**WORK REQUIRED**
Take from the listing each line that has the string "אזרחות".

**TASK MATERIAL**
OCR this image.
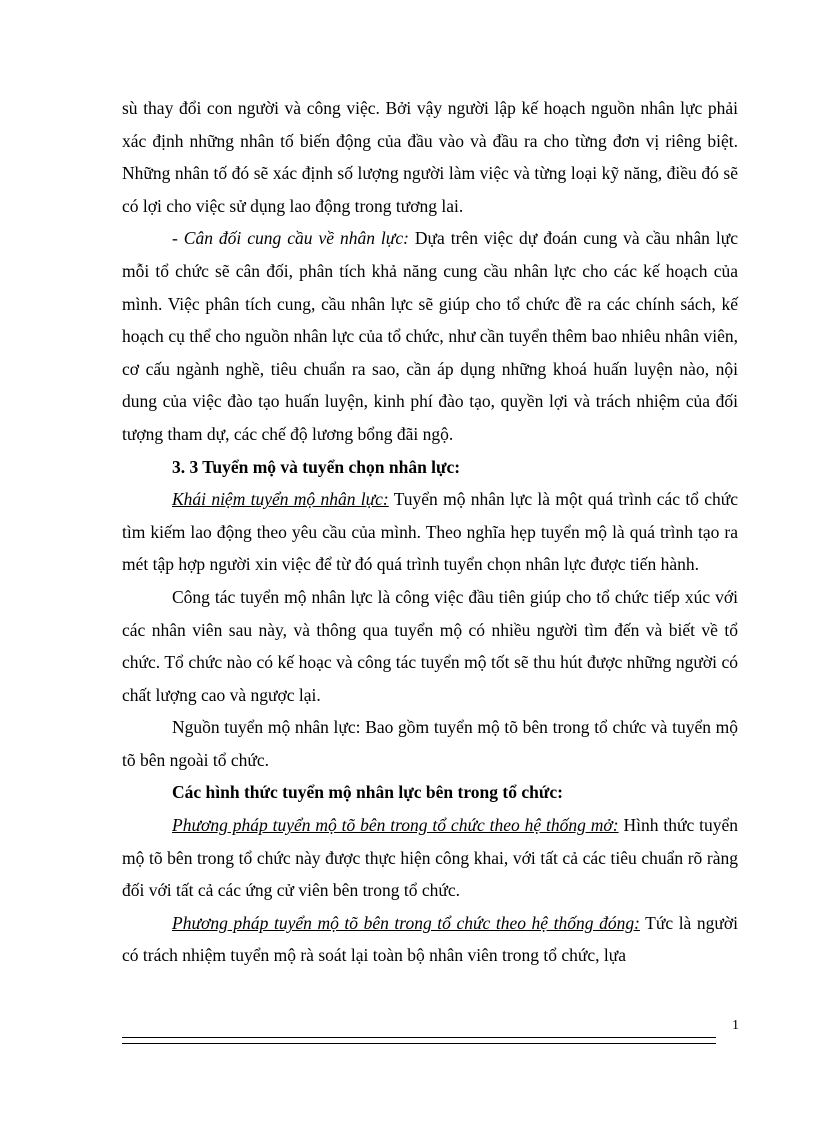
sù thay đổi con người và công việc. Bởi vậy người lập kế hoạch nguồn nhân lực phải xác định những nhân tố biến động của đầu vào và đầu ra cho từng đơn vị riêng biệt. Những nhân tố đó sẽ xác định số lượng người làm việc và từng loại kỹ năng, điều đó sẽ có lợi cho việc sử dụng lao động trong tương lai.

- Cân đối cung cầu về nhân lực: Dựa trên việc dự đoán cung và cầu nhân lực mỗi tổ chức sẽ cân đối, phân tích khả năng cung cầu nhân lực cho các kế hoạch của mình. Việc phân tích cung, cầu nhân lực sẽ giúp cho tổ chức đề ra các chính sách, kế hoạch cụ thể cho nguồn nhân lực của tổ chức, như cần tuyển thêm bao nhiêu nhân viên, cơ cấu ngành nghề, tiêu chuẩn ra sao, cần áp dụng những khoá huấn luyện nào, nội dung của việc đào tạo huấn luyện, kinh phí đào tạo, quyền lợi và trách nhiệm của đối tượng tham dự, các chế độ lương bổng đãi ngộ.

3. 3 Tuyển mộ và tuyển chọn nhân lực:

Khái niệm tuyển mộ nhân lực: Tuyển mộ nhân lực là một quá trình các tổ chức tìm kiếm lao động theo yêu cầu của mình. Theo nghĩa hẹp tuyển mộ là quá trình tạo ra mét tập hợp người xin việc để từ đó quá trình tuyển chọn nhân lực được tiến hành.

Công tác tuyển mộ nhân lực là công việc đầu tiên giúp cho tổ chức tiếp xúc với các nhân viên sau này, và thông qua tuyển mộ có nhiều người tìm đến và biết về tổ chức. Tổ chức nào có kế hoạc và công tác tuyển mộ tốt sẽ thu hút được những người có chất lượng cao và ngược lại.

Nguồn tuyển mộ nhân lực: Bao gồm tuyển mộ tõ bên trong tổ chức và tuyển mộ tõ bên ngoài tổ chức.

Các hình thức tuyển mộ nhân lực bên trong tổ chức:

Phương pháp tuyển mộ tõ bên trong tổ chức theo hệ thống mở: Hình thức tuyển mộ tõ bên trong tổ chức này được thực hiện công khai, với tất cả các tiêu chuẩn rõ ràng đối với tất cả các ứng cử viên bên trong tổ chức.

Phương pháp tuyển mộ tõ bên trong tổ chức theo hệ thống đóng: Tức là người có trách nhiệm tuyển mộ rà soát lại toàn bộ nhân viên trong tổ chức, lựa

1
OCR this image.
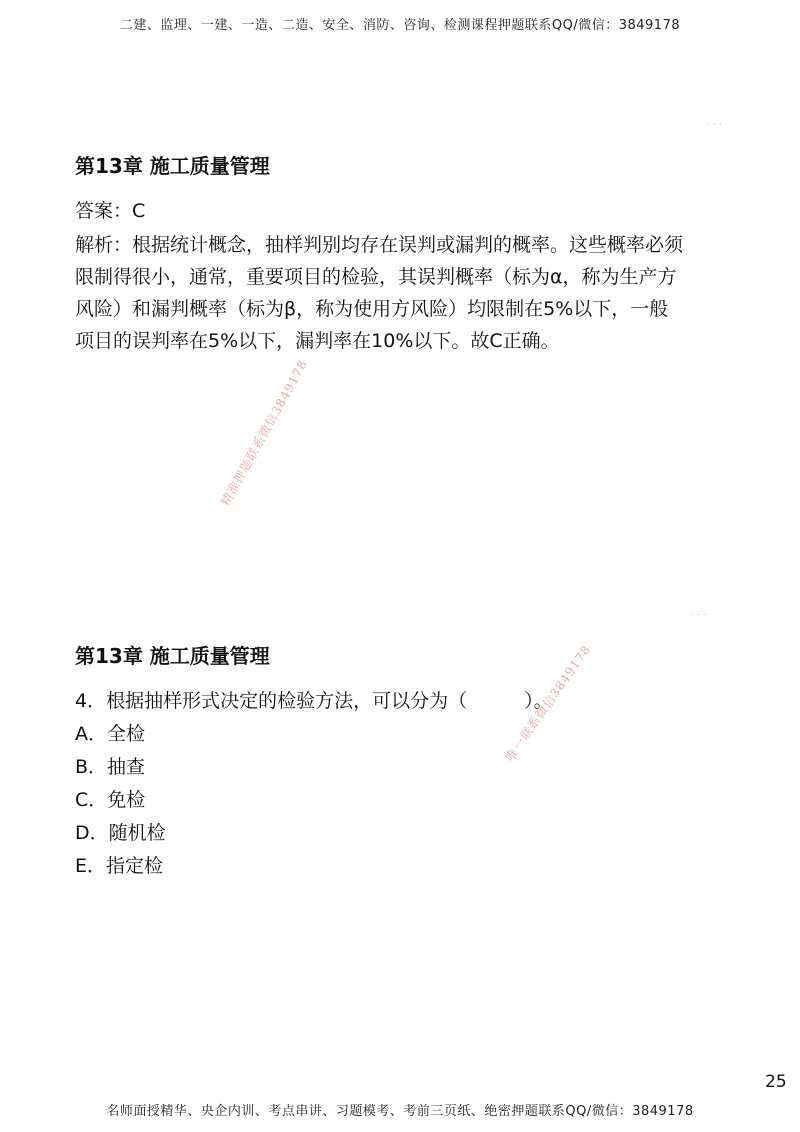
二建、监理、一建、一造、二造、安全、消防、咨询、检测课程押题联系QQ/微信：3849178
· · ·
· · ·
第13章 施工质量管理
答案：C
解析：根据统计概念，抽样判别均存在误判或漏判的概率。这些概率必须
限制得很小，通常，重要项目的检验，其误判概率（标为α，称为生产方
风险）和漏判概率（标为β，称为使用方风险）均限制在5%以下，一般
项目的误判率在5%以下，漏判率在10%以下。故C正确。
精准押题联系微信3849178
第13章 施工质量管理
4．根据抽样形式决定的检验方法，可以分为（　　　）。
A．全检
B．抽查
C．免检
D．随机检
E．指定检
唯一联系微信3849178
25
名师面授精华、央企内训、考点串讲、习题模考、考前三页纸、绝密押题联系QQ/微信：3849178
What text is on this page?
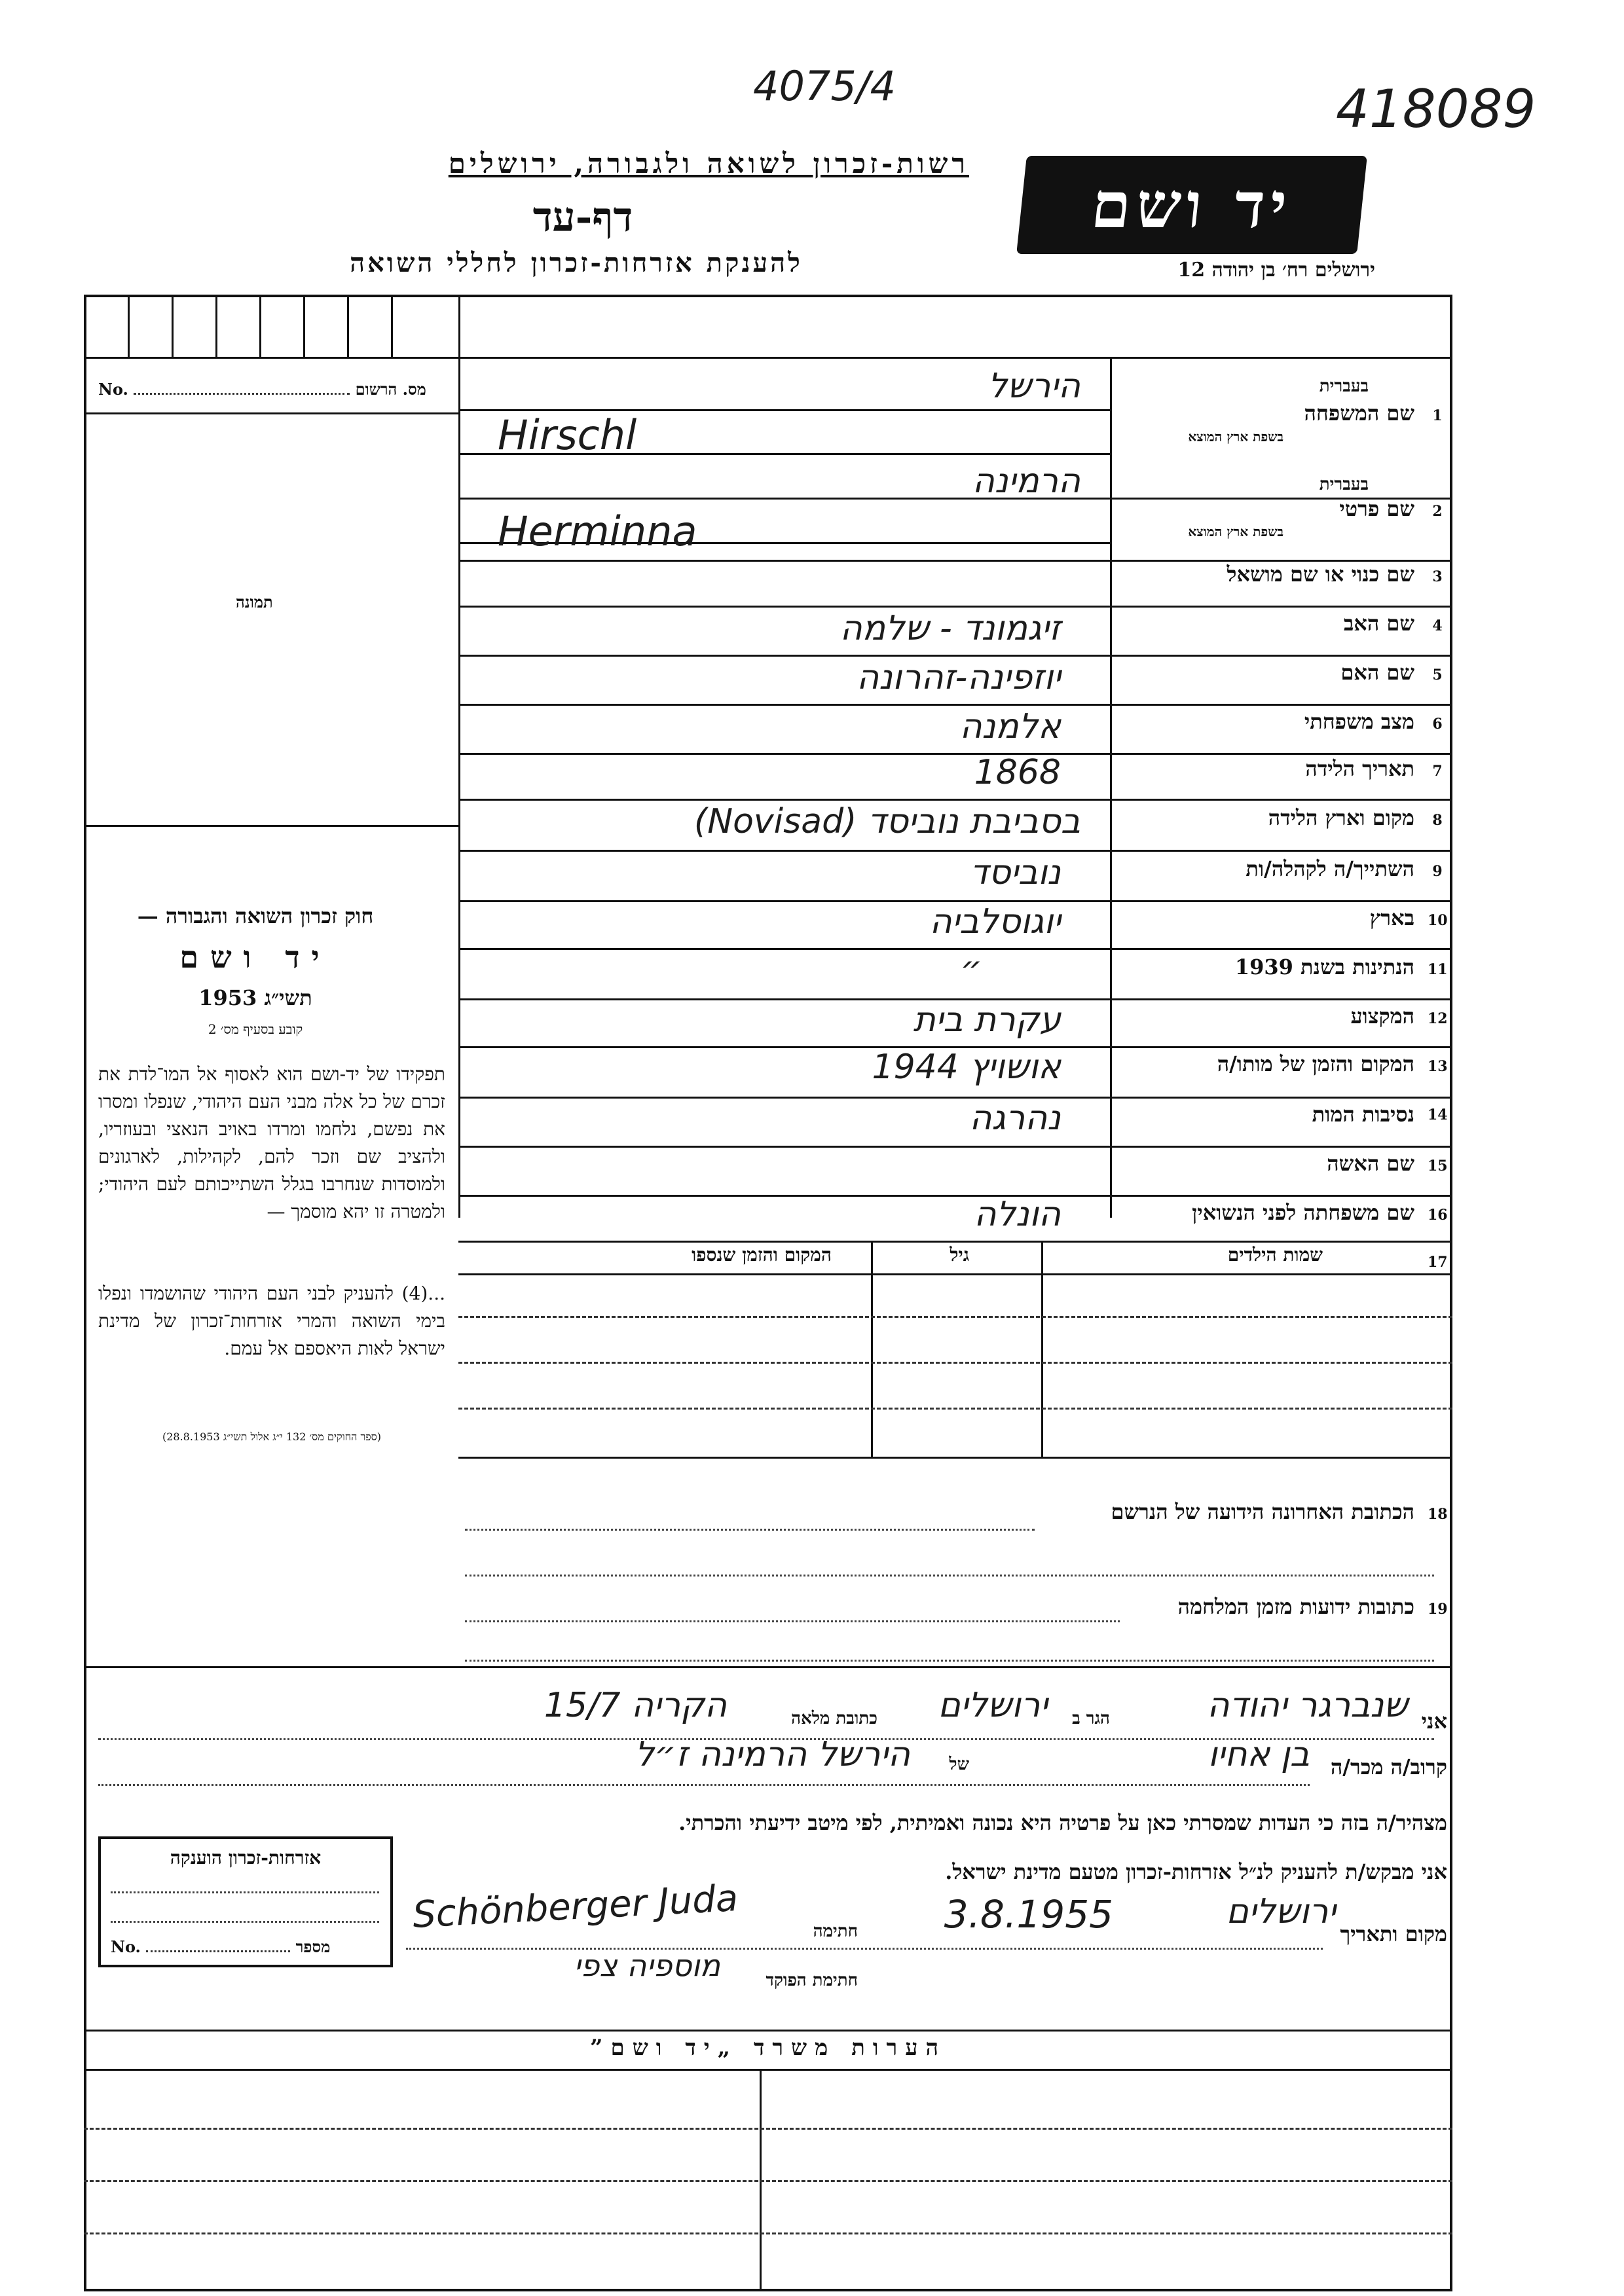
4075/4	418089
רשות-זכרון לשואה ולגבורה, ירושלים
דף-עד
להענקת אזרחות-זכרון לחללי השואה
יד ושם
ירושלים רח׳ בן יהודה 12
No.	מס. הרשום
תמונה
חוק זכרון השואה והגבורה —
יד ושם
תשי״ג 1953
קובע בסעיף מס׳ 2
תפקידו של יד-ושם הוא לאסוף אל המו־לדת את זכרם של כל אלה מבני העם היהודי, שנפלו ומסרו את נפשם, נלחמו ומרדו באויב הנאצי ובעוזריו, ולהציב שם וזכר להם, לקהילות, לארגונים ולמוסדות שנחרבו בגלל השתייכותם לעם היהודי; ולמטרה זו יהא מוסמך —
...(4) להעניק לבני העם היהודי שהושמדו ונפלו בימי השואה והמרי אזרחות־זכרון של מדינת ישראל לאות היאספם אל עמם.
(ספר החוקים מס׳ 132 י״ג אלול תשי״ג 28.8.1953)
1
שם המשפחה
בעברית
בשפת ארץ המוצא
הירשל
Hirschl
2
שם פרטי
בעברית
בשפת ארץ המוצא
הרמינה
Herminna
3
שם כנוי או שם מושאל
4
שם האב
זיגמונד - שלמה
5
שם האם
יוזפינה-זהרונה
6
מצב משפחתי
אלמנה
7
תאריך הלידה
1868
8
מקום וארץ הלידה
בסביבת נוביסד (Novisad)
9
השתייך/ה לקהלה/ות
נוביסד
10
בארץ
יוגוסלביה
11
הנתינות בשנת 1939
״
12
המקצוע
עקרת בית
13
המקום והזמן של מותו/ה
אושויץ 1944
14
נסיבות המות
נהרגה
15
שם האשה
16
שם משפחתה לפני הנשואין
הונלה
17
שמות הילדים
גיל
המקום והזמן שנספו
18
הכתובת האחרונה הידועה של הנרשם
19
כתובות ידועות מזמן המלחמה
אני
שנברגר יהודה
הגר ב
ירושלים
כתובת מלאה
הקריה 15/7
קרוב/ה מכר/ה
בן אחיו
של
הירשל הרמינה ז״ל
מצהיר/ה בזה כי העדות שמסרתי כאן על פרטיה היא נכונה ואמיתית, לפי מיטב ידיעתי והכרתי.
אני מבקש/ת להעניק לנ״ל אזרחות-זכרון מטעם מדינת ישראל.
מקום ותאריך
ירושלים
3.8.1955
חתימה
Schönberger Juda
חתימת הפוקד
מוספיה צפי
אזרחות-זכרון הוענקה
No.	מספר
הערות משרד „יד ושם”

**COMPLETED EXERCISE**
להענקת אזרחות-זכרון לחללי השואה
...(4) להעניק לבני העם היהודי שהושמדו ונפלו בימי השואה והמרי אזרחות־זכרון של מדינת ישראל לאות היאספם אל עמם.
אני מבקש/ת להעניק לנ״ל אזרחות-זכרון מטעם מדינת ישראל.
אזרחות-זכרון הוענקה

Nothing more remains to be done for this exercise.